Excerpted text:
◆ ◆ ◆ ◆ ◆ ◆ ◆

Hope is more than mere wishful thinking. Hope is a vital necessity of life — a gift that God wants to give to you. And in a world that regularly writes dreams off as foolish and drains the hope from the heart with dark pessimism, Hope Again is a voice crying in the wilder­ness ... a word of enthusiasm for life in the midst of any difficult situation you are in.

Zephaniah’s audience could identify with that need for hope! They were overwhelmed with grief and prolonged distress, along with a history of defiance of God’s commands and demands dating back to their two previous kings, Manasseh and Amon. The prophet’s purpose was to shake the people of Judah out of their doldrums and complacency and return to God.

Zephaniah’s main theme is the coming of the day of the Lord, when God will severely punish the nations. It will not be a day of rejoicing and celebration in which the enemies of God’s people will be destroyed and the people of Judah exalted. According to the prophet there is coming a time of accountability and judgment.

◆ ◆ ◆ ◆ ◆ ◆ ◆

The tasks:
[a] Summarize the passage on Zephaniah in two sentences.
[b] Decide whether each statement agrees with the passage on Zephaniah, answering yes or no and quoting the words of the passage that settle it: (i) Zephaniah's audience had a record of defying God that began with their two previous kings. (ii) The day of the Lord will be a celebration in which the people of Judah are exalted. (iii) The passage treats hope as mere wishful thinking.
[c] Continue the passage on Zephaniah with the next few sentences, picking up after its final line.

Dataset excerpts:

◆ ◆ ◆ ◆ ◆ ◆ ◆

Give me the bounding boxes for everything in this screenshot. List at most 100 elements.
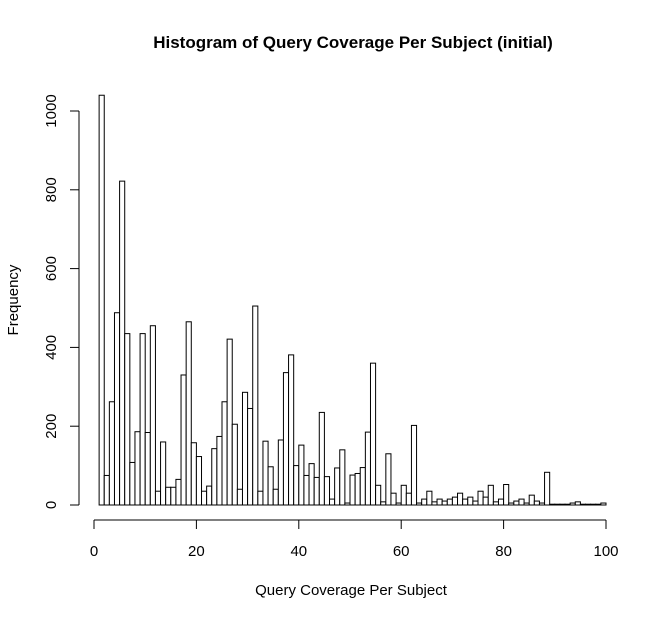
x-tick-label: 0	[90, 543, 98, 560]
histogram-bar	[298, 444, 305, 506]
histogram-bar	[108, 401, 115, 506]
histogram-bar	[129, 461, 136, 506]
histogram-bar	[590, 503, 597, 506]
histogram-bar	[503, 484, 510, 506]
histogram-bar	[359, 467, 366, 506]
histogram-bar	[390, 492, 397, 506]
histogram-bar	[154, 490, 162, 506]
histogram-bar	[477, 490, 484, 506]
y-axis: 0 200 400 600 800 1000	[43, 94, 80, 509]
y-tick-label: 0	[43, 501, 60, 509]
histogram-bar	[523, 502, 530, 506]
histogram-bar	[277, 439, 284, 506]
histogram-bar	[426, 490, 433, 506]
histogram-bar	[421, 498, 428, 506]
histogram-bar	[564, 503, 571, 506]
histogram-bar	[180, 374, 187, 506]
histogram-bar	[518, 498, 525, 506]
x-axis: 0 20 40 60 80 100	[90, 519, 619, 560]
histogram-bar	[252, 305, 259, 506]
histogram-bar	[241, 391, 249, 506]
histogram-bar	[329, 498, 336, 506]
histogram-bar	[446, 498, 453, 506]
chart-title: Histogram of Query Coverage Per Subject …	[153, 33, 553, 52]
histogram-bar	[308, 463, 315, 506]
histogram-bar	[134, 431, 141, 506]
histogram-bar	[201, 490, 208, 506]
histogram-bar	[323, 476, 331, 506]
x-tick-label: 20	[188, 543, 205, 560]
histogram-bar	[554, 503, 561, 506]
histogram-bar	[288, 354, 295, 506]
histogram-bar	[400, 484, 407, 506]
histogram-bar	[339, 449, 346, 506]
histogram-bar	[600, 502, 607, 506]
histogram-bar	[344, 502, 351, 506]
histogram-bar	[462, 498, 469, 506]
histogram-bar	[364, 431, 371, 506]
histogram-bar	[165, 486, 172, 506]
y-tick-label: 400	[43, 335, 60, 360]
histogram-bar	[226, 338, 233, 506]
histogram-bar	[293, 465, 300, 506]
histogram-bar	[98, 94, 105, 506]
histogram-bar	[267, 466, 274, 506]
histogram-bar	[272, 488, 279, 506]
histogram-bar	[579, 503, 587, 506]
histogram-bar	[538, 502, 546, 506]
histogram-bar	[262, 440, 269, 506]
histogram-bar	[313, 476, 320, 506]
histogram-bar	[349, 474, 356, 506]
histogram-bar	[206, 485, 213, 506]
histogram-bar	[595, 503, 602, 506]
histogram-bar	[185, 321, 192, 506]
histogram-bar	[231, 423, 238, 506]
histogram-bar	[380, 501, 387, 506]
histogram-bar	[472, 500, 479, 506]
x-tick-label: 80	[495, 543, 512, 560]
histogram-bar	[195, 456, 203, 506]
histogram-bar	[482, 496, 489, 506]
histogram-bar	[170, 486, 177, 506]
histogram-bar	[257, 490, 264, 506]
histogram-bar	[139, 333, 146, 506]
x-tick-label: 100	[593, 543, 618, 560]
histogram-bar	[124, 333, 131, 506]
histogram-bar	[236, 488, 243, 506]
histogram-bar	[282, 372, 290, 506]
histogram-bar	[585, 503, 592, 506]
histogram-bar	[410, 424, 418, 506]
histogram-bar	[375, 484, 382, 506]
histogram-bar	[569, 502, 576, 506]
histogram-bar	[318, 411, 325, 506]
histogram-bar	[513, 500, 520, 506]
histogram-bar	[436, 498, 443, 506]
histogram-bar	[247, 407, 254, 506]
histogram-bar	[549, 503, 556, 506]
histogram-bar	[492, 501, 499, 506]
histogram-bar	[544, 471, 551, 506]
histogram-bar	[216, 435, 223, 506]
y-tick-label: 200	[43, 414, 60, 439]
histogram-bar	[497, 498, 505, 506]
x-axis-label: Query Coverage Per Subject	[255, 582, 448, 599]
histogram-bar	[113, 312, 121, 506]
histogram-bar	[395, 502, 402, 506]
histogram-bar	[441, 500, 448, 506]
histogram-bar	[221, 401, 228, 506]
y-tick-label: 600	[43, 256, 60, 281]
histogram-bar	[354, 472, 361, 506]
histogram-bar	[487, 484, 494, 506]
histogram-bar	[211, 448, 218, 506]
histogram-bar	[416, 502, 423, 506]
histogram-bar	[533, 500, 540, 506]
histogram-bar	[103, 474, 110, 506]
histogram-bar	[528, 494, 535, 506]
histogram-bar	[508, 502, 515, 506]
histogram-bar	[559, 503, 566, 506]
histogram-bar	[369, 362, 377, 506]
histogram-bar	[190, 442, 197, 506]
histogram-bar	[385, 453, 392, 506]
histogram-bar	[451, 496, 459, 506]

◆ ◆ ◆ ◆ ◆ ◆ ◆

Expected outputs:
[a] Hope is described as a vital necessity of life that God wants to give, and Zephaniah's audience in Judah needed it, because they were overwhelmed with grief and had a history of defying God dating back to the kings Manasseh and Amon. The prophet aimed to shake them out of their complacency and return them to God, and his main theme is the coming day of the Lord, a time of accountability and judgment when God will severely punish the nations.

[b]
(i) Yes: "a history of defiance of God’s commands and demands dating back to their two previous kings, Manasseh and Amon."
(ii) No: "It will not be a day of rejoicing and celebration in which the enemies of God’s people will be destroyed and the people of Judah exalted."
(iii) No: "Hope is more than mere wishful thinking."

[c]
You can catch the progression of Zephaniah’s thinking in his short book. Chapter 1 includes God’s thunderous judgment and punishment for all who defy him. There is wrath and pronounce­ment of destruction. “I will sweep away the birds of the air and the fish of the sea. The wicked will have only heaps of rubble when I cut off man from the face of the earth, declares the Lord” (Zephaniah 1:3 NIV). As the Life Application Bible introduction to Zephaniah says, “We can sense the oppression and depression his listeners must have felt. They were judged guilty and they were doomed” (p. 1366).

In chapter 2 there is a whisper from the prophet of hope. He calls on the people to beg the Lord to save them and perhaps he will listen and respond (2:3). Later Zephaniah writes that there will be a remnant of survivors from the judgment and calamity that will fall on them as a people. “Restoration” is a hopeful word! (2:7).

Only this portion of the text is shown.